((

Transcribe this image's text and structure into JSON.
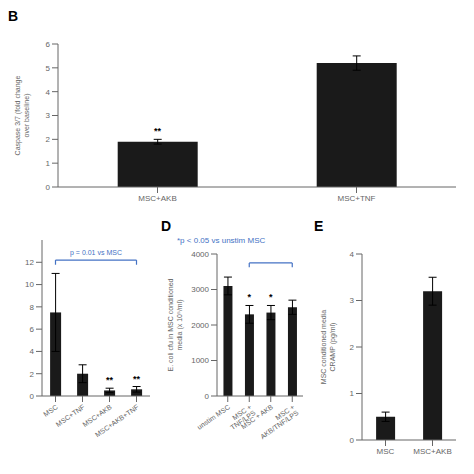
{
  "chart_data": [
    {
      "type": "bar",
      "title": "B",
      "categories": [
        "MSC+AKB",
        "MSC+TNF"
      ],
      "values": [
        1.9,
        5.2
      ],
      "errors": [
        0.1,
        0.3
      ],
      "ylabel": "Caspase 3/7 (fold change\nover baseline)",
      "ylim": [
        0,
        6
      ],
      "yticks": [
        0,
        1,
        2,
        3,
        4,
        5,
        6
      ],
      "color": "#1a1a1a",
      "annotations": [
        {
          "text": "**",
          "category": "MSC+AKB"
        }
      ]
    },
    {
      "type": "bar",
      "categories": [
        "MSC",
        "MSC+TNF",
        "MSC+AKB",
        "MSC+AKB+TNF"
      ],
      "values": [
        7.5,
        2.0,
        0.5,
        0.6
      ],
      "errors": [
        3.5,
        0.8,
        0.2,
        0.25
      ],
      "ylim": [
        0,
        14
      ],
      "yticks": [
        0,
        2,
        4,
        6,
        8,
        10,
        12
      ],
      "color": "#1a1a1a",
      "annotations": [
        {
          "text": "**",
          "category": "MSC+AKB"
        },
        {
          "text": "**",
          "category": "MSC+AKB+TNF"
        },
        {
          "text": "p = 0.01 vs MSC",
          "from": "MSC",
          "to": "MSC+AKB+TNF",
          "y": 12.2,
          "color": "#4472c4"
        }
      ]
    },
    {
      "type": "bar",
      "title": "D",
      "categories": [
        "unstim MSC",
        "MSC + TNF/LPS",
        "MSC + AKB",
        "MSC + AKB/TNF/LPS"
      ],
      "values": [
        3100,
        2300,
        2350,
        2500
      ],
      "errors": [
        250,
        250,
        200,
        200
      ],
      "ylabel": "E. coli cfu in MSC conditioned\nmedia (x 10⁵/ml)",
      "ylim": [
        0,
        4000
      ],
      "yticks": [
        0,
        1000,
        2000,
        3000,
        4000
      ],
      "color": "#1a1a1a",
      "annotations": [
        {
          "text": "*",
          "category": "MSC + TNF/LPS"
        },
        {
          "text": "*",
          "category": "MSC + AKB"
        },
        {
          "from": "MSC + TNF/LPS",
          "to": "MSC + AKB/TNF/LPS",
          "y": 3750,
          "color": "#4472c4"
        },
        {
          "text": "*p < 0.05 vs unstim MSC",
          "color": "#4472c4"
        }
      ]
    },
    {
      "type": "bar",
      "title": "E",
      "categories": [
        "MSC",
        "MSC+AKB"
      ],
      "values": [
        0.5,
        3.2
      ],
      "errors": [
        0.1,
        0.3
      ],
      "ylabel": "MSC conditioned media\nCRAMP (pg/ml)",
      "ylim": [
        0,
        4
      ],
      "yticks": [
        0,
        1,
        2,
        3,
        4
      ],
      "color": "#1a1a1a"
    }
  ]
}
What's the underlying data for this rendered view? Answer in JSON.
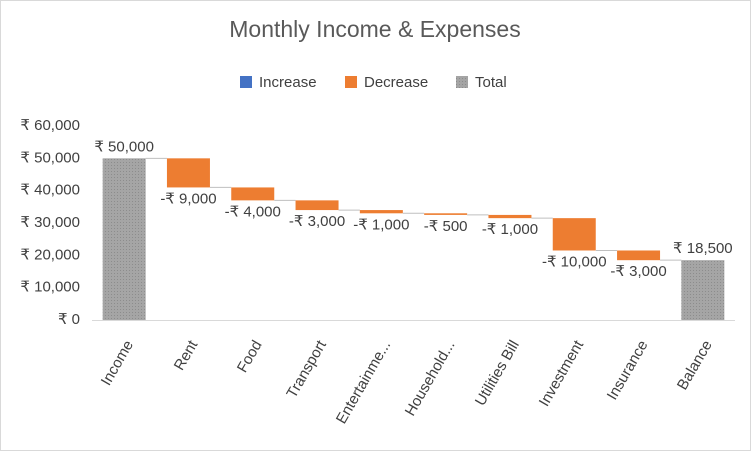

))

**Exercise task**. Copy every line of the data word for word, omitting the images.

**Exercise result**.
Transcribe this image's text and structure into JSON.
{
  "chart_data": [
    {
      "type": "bar",
      "title": "B",
      "categories": [
        "MSC+AKB",
        "MSC+TNF"
      ],
      "values": [
        1.9,
        5.2
      ],
      "errors": [
        0.1,
        0.3
      ],
      "ylabel": "Caspase 3/7 (fold change\nover baseline)",
      "ylim": [
        0,
        6
      ],
      "yticks": [
        0,
        1,
        2,
        3,
        4,
        5,
        6
      ],
      "color": "#1a1a1a",
      "annotations": [
        {
          "text": "**",
          "category": "MSC+AKB"
        }
      ]
    },
    {
      "type": "bar",
      "categories": [
        "MSC",
        "MSC+TNF",
        "MSC+AKB",
        "MSC+AKB+TNF"
      ],
      "values": [
        7.5,
        2.0,
        0.5,
        0.6
      ],
      "errors": [
        3.5,
        0.8,
        0.2,
        0.25
      ],
      "ylim": [
        0,
        14
      ],
      "yticks": [
        0,
        2,
        4,
        6,
        8,
        10,
        12
      ],
      "color": "#1a1a1a",
      "annotations": [
        {
          "text": "**",
          "category": "MSC+AKB"
        },
        {
          "text": "**",
          "category": "MSC+AKB+TNF"
        },
        {
          "text": "p = 0.01 vs MSC",
          "from": "MSC",
          "to": "MSC+AKB+TNF",
          "y": 12.2,
          "color": "#4472c4"
        }
      ]
    },
    {
      "type": "bar",
      "title": "D",
      "categories": [
        "unstim MSC",
        "MSC + TNF/LPS",
        "MSC + AKB",
        "MSC + AKB/TNF/LPS"
      ],
      "values": [
        3100,
        2300,
        2350,
        2500
      ],
      "errors": [
        250,
        250,
        200,
        200
      ],
      "ylabel": "E. coli cfu in MSC conditioned\nmedia (x 10⁵/ml)",
      "ylim": [
        0,
        4000
      ],
      "yticks": [
        0,
        1000,
        2000,
        3000,
        4000
      ],
      "color": "#1a1a1a",
      "annotations": [
        {
          "text": "*",
          "category": "MSC + TNF/LPS"
        },
        {
          "text": "*",
          "category": "MSC + AKB"
        },
        {
          "from": "MSC + TNF/LPS",
          "to": "MSC + AKB/TNF/LPS",
          "y": 3750,
          "color": "#4472c4"
        },
        {
          "text": "*p < 0.05 vs unstim MSC",
          "color": "#4472c4"
        }
      ]
    },
    {
      "type": "bar",
      "title": "E",
      "categories": [
        "MSC",
        "MSC+AKB"
      ],
      "values": [
        0.5,
        3.2
      ],
      "errors": [
        0.1,
        0.3
      ],
      "ylabel": "MSC conditioned media\nCRAMP (pg/ml)",
      "ylim": [
        0,
        4
      ],
      "yticks": [
        0,
        1,
        2,
        3,
        4
      ],
      "color": "#1a1a1a"
    }
  ]
}
What's the underlying data for this rendered view? Answer in JSON.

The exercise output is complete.